§ **What is required**
Give the data below again, word for word.

▼▼▼

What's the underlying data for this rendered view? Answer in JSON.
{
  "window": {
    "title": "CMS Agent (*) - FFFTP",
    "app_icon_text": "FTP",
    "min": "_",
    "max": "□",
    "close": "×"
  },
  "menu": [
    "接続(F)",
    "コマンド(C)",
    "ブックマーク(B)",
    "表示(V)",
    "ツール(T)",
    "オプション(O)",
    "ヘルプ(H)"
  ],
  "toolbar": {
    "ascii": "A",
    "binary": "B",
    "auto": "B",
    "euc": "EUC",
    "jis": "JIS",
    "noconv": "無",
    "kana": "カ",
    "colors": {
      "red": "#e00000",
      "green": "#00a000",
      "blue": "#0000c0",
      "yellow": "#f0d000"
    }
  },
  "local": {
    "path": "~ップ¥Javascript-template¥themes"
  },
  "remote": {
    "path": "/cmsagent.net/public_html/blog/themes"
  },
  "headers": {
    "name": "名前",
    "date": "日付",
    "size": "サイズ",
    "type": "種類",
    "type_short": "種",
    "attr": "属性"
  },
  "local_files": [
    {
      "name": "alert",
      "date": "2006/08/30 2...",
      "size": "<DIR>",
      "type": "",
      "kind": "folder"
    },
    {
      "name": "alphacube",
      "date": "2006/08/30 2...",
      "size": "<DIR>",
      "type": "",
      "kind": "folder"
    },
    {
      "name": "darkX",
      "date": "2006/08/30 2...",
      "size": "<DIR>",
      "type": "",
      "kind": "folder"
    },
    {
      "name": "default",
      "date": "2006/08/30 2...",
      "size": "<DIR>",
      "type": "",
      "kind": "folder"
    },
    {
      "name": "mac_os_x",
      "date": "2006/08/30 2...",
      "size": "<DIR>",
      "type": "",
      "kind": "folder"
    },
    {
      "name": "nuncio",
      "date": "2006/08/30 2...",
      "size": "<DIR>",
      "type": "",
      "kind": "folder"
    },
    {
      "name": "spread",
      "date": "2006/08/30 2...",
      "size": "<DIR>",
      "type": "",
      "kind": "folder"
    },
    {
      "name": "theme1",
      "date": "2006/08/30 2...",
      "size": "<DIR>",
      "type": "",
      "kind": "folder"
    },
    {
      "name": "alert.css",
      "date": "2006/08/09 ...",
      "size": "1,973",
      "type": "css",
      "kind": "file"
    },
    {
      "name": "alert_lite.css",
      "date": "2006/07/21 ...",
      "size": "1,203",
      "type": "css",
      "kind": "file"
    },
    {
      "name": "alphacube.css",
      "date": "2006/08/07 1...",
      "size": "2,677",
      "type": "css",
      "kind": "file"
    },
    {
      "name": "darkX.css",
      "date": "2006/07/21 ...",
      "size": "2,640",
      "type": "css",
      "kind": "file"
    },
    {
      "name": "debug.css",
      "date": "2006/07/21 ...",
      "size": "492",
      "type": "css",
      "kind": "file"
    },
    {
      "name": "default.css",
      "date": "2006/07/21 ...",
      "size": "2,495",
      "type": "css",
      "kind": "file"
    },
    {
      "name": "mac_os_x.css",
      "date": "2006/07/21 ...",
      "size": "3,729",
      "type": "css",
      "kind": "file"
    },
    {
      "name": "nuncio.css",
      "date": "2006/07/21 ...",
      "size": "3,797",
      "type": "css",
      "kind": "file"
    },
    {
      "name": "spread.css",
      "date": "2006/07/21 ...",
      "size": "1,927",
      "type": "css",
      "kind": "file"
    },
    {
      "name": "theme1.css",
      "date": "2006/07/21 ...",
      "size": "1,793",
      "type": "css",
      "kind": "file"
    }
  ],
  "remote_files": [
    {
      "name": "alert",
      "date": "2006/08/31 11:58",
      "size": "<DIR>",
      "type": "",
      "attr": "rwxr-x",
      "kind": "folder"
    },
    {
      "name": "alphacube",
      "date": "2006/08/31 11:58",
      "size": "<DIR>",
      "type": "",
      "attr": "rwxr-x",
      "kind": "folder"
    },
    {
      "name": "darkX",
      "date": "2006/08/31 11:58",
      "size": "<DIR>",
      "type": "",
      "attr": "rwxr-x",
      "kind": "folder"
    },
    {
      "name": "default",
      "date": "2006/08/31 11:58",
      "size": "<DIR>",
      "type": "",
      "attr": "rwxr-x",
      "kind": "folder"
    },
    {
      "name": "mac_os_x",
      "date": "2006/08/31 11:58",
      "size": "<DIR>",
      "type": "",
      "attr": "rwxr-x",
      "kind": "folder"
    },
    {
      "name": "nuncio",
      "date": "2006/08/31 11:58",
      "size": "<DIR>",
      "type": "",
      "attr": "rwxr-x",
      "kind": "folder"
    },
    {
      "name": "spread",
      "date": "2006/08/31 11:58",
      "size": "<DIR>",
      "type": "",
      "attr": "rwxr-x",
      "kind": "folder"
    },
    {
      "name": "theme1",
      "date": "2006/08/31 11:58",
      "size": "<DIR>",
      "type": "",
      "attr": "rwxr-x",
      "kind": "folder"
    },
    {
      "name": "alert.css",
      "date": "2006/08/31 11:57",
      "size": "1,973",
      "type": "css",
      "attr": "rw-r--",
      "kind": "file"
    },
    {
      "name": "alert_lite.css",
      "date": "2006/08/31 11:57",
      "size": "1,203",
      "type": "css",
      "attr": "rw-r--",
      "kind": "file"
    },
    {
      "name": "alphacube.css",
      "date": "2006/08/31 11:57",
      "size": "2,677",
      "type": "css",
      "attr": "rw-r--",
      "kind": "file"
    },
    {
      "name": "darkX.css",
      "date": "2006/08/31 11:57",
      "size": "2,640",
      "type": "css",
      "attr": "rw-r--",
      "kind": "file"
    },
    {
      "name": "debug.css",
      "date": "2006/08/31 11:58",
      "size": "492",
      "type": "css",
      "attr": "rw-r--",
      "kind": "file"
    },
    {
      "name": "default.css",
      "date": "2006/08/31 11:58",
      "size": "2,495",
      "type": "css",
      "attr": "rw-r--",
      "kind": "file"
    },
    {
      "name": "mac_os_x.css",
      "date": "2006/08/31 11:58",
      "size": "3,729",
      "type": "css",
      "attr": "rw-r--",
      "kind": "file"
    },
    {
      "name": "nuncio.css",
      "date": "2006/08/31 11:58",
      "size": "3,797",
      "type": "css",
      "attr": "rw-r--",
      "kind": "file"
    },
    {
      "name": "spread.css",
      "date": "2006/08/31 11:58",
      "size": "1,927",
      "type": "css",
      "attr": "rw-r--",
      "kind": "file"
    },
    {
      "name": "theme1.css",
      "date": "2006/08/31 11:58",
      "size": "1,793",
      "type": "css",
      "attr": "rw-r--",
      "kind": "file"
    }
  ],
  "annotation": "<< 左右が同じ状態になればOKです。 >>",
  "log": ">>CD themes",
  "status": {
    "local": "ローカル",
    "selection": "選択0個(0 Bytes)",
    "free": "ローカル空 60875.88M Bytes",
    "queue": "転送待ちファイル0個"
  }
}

▲▲▲

§ **Final result**
What's the underlying data for this rendered view? Answer in JSON.
{
  "window": {
    "title": "CMS Agent (*) - FFFTP",
    "app_icon_text": "FTP",
    "min": "_",
    "max": "□",
    "close": "×"
  },
  "menu": [
    "接続(F)",
    "コマンド(C)",
    "ブックマーク(B)",
    "表示(V)",
    "ツール(T)",
    "オプション(O)",
    "ヘルプ(H)"
  ],
  "toolbar": {
    "ascii": "A",
    "binary": "B",
    "auto": "B",
    "euc": "EUC",
    "jis": "JIS",
    "noconv": "無",
    "kana": "カ",
    "colors": {
      "red": "#e00000",
      "green": "#00a000",
      "blue": "#0000c0",
      "yellow": "#f0d000"
    }
  },
  "local": {
    "path": "~ップ¥Javascript-template¥themes"
  },
  "remote": {
    "path": "/cmsagent.net/public_html/blog/themes"
  },
  "headers": {
    "name": "名前",
    "date": "日付",
    "size": "サイズ",
    "type": "種類",
    "type_short": "種",
    "attr": "属性"
  },
  "local_files": [
    {
      "name": "alert",
      "date": "2006/08/30 2...",
      "size": "<DIR>",
      "type": "",
      "kind": "folder"
    },
    {
      "name": "alphacube",
      "date": "2006/08/30 2...",
      "size": "<DIR>",
      "type": "",
      "kind": "folder"
    },
    {
      "name": "darkX",
      "date": "2006/08/30 2...",
      "size": "<DIR>",
      "type": "",
      "kind": "folder"
    },
    {
      "name": "default",
      "date": "2006/08/30 2...",
      "size": "<DIR>",
      "type": "",
      "kind": "folder"
    },
    {
      "name": "mac_os_x",
      "date": "2006/08/30 2...",
      "size": "<DIR>",
      "type": "",
      "kind": "folder"
    },
    {
      "name": "nuncio",
      "date": "2006/08/30 2...",
      "size": "<DIR>",
      "type": "",
      "kind": "folder"
    },
    {
      "name": "spread",
      "date": "2006/08/30 2...",
      "size": "<DIR>",
      "type": "",
      "kind": "folder"
    },
    {
      "name": "theme1",
      "date": "2006/08/30 2...",
      "size": "<DIR>",
      "type": "",
      "kind": "folder"
    },
    {
      "name": "alert.css",
      "date": "2006/08/09 ...",
      "size": "1,973",
      "type": "css",
      "kind": "file"
    },
    {
      "name": "alert_lite.css",
      "date": "2006/07/21 ...",
      "size": "1,203",
      "type": "css",
      "kind": "file"
    },
    {
      "name": "alphacube.css",
      "date": "2006/08/07 1...",
      "size": "2,677",
      "type": "css",
      "kind": "file"
    },
    {
      "name": "darkX.css",
      "date": "2006/07/21 ...",
      "size": "2,640",
      "type": "css",
      "kind": "file"
    },
    {
      "name": "debug.css",
      "date": "2006/07/21 ...",
      "size": "492",
      "type": "css",
      "kind": "file"
    },
    {
      "name": "default.css",
      "date": "2006/07/21 ...",
      "size": "2,495",
      "type": "css",
      "kind": "file"
    },
    {
      "name": "mac_os_x.css",
      "date": "2006/07/21 ...",
      "size": "3,729",
      "type": "css",
      "kind": "file"
    },
    {
      "name": "nuncio.css",
      "date": "2006/07/21 ...",
      "size": "3,797",
      "type": "css",
      "kind": "file"
    },
    {
      "name": "spread.css",
      "date": "2006/07/21 ...",
      "size": "1,927",
      "type": "css",
      "kind": "file"
    },
    {
      "name": "theme1.css",
      "date": "2006/07/21 ...",
      "size": "1,793",
      "type": "css",
      "kind": "file"
    }
  ],
  "remote_files": [
    {
      "name": "alert",
      "date": "2006/08/31 11:58",
      "size": "<DIR>",
      "type": "",
      "attr": "rwxr-x",
      "kind": "folder"
    },
    {
      "name": "alphacube",
      "date": "2006/08/31 11:58",
      "size": "<DIR>",
      "type": "",
      "attr": "rwxr-x",
      "kind": "folder"
    },
    {
      "name": "darkX",
      "date": "2006/08/31 11:58",
      "size": "<DIR>",
      "type": "",
      "attr": "rwxr-x",
      "kind": "folder"
    },
    {
      "name": "default",
      "date": "2006/08/31 11:58",
      "size": "<DIR>",
      "type": "",
      "attr": "rwxr-x",
      "kind": "folder"
    },
    {
      "name": "mac_os_x",
      "date": "2006/08/31 11:58",
      "size": "<DIR>",
      "type": "",
      "attr": "rwxr-x",
      "kind": "folder"
    },
    {
      "name": "nuncio",
      "date": "2006/08/31 11:58",
      "size": "<DIR>",
      "type": "",
      "attr": "rwxr-x",
      "kind": "folder"
    },
    {
      "name": "spread",
      "date": "2006/08/31 11:58",
      "size": "<DIR>",
      "type": "",
      "attr": "rwxr-x",
      "kind": "folder"
    },
    {
      "name": "theme1",
      "date": "2006/08/31 11:58",
      "size": "<DIR>",
      "type": "",
      "attr": "rwxr-x",
      "kind": "folder"
    },
    {
      "name": "alert.css",
      "date": "2006/08/31 11:57",
      "size": "1,973",
      "type": "css",
      "attr": "rw-r--",
      "kind": "file"
    },
    {
      "name": "alert_lite.css",
      "date": "2006/08/31 11:57",
      "size": "1,203",
      "type": "css",
      "attr": "rw-r--",
      "kind": "file"
    },
    {
      "name": "alphacube.css",
      "date": "2006/08/31 11:57",
      "size": "2,677",
      "type": "css",
      "attr": "rw-r--",
      "kind": "file"
    },
    {
      "name": "darkX.css",
      "date": "2006/08/31 11:57",
      "size": "2,640",
      "type": "css",
      "attr": "rw-r--",
      "kind": "file"
    },
    {
      "name": "debug.css",
      "date": "2006/08/31 11:58",
      "size": "492",
      "type": "css",
      "attr": "rw-r--",
      "kind": "file"
    },
    {
      "name": "default.css",
      "date": "2006/08/31 11:58",
      "size": "2,495",
      "type": "css",
      "attr": "rw-r--",
      "kind": "file"
    },
    {
      "name": "mac_os_x.css",
      "date": "2006/08/31 11:58",
      "size": "3,729",
      "type": "css",
      "attr": "rw-r--",
      "kind": "file"
    },
    {
      "name": "nuncio.css",
      "date": "2006/08/31 11:58",
      "size": "3,797",
      "type": "css",
      "attr": "rw-r--",
      "kind": "file"
    },
    {
      "name": "spread.css",
      "date": "2006/08/31 11:58",
      "size": "1,927",
      "type": "css",
      "attr": "rw-r--",
      "kind": "file"
    },
    {
      "name": "theme1.css",
      "date": "2006/08/31 11:58",
      "size": "1,793",
      "type": "css",
      "attr": "rw-r--",
      "kind": "file"
    }
  ],
  "annotation": "<< 左右が同じ状態になればOKです。 >>",
  "log": ">>CD themes",
  "status": {
    "local": "ローカル",
    "selection": "選択0個(0 Bytes)",
    "free": "ローカル空 60875.88M Bytes",
    "queue": "転送待ちファイル0個"
  }
}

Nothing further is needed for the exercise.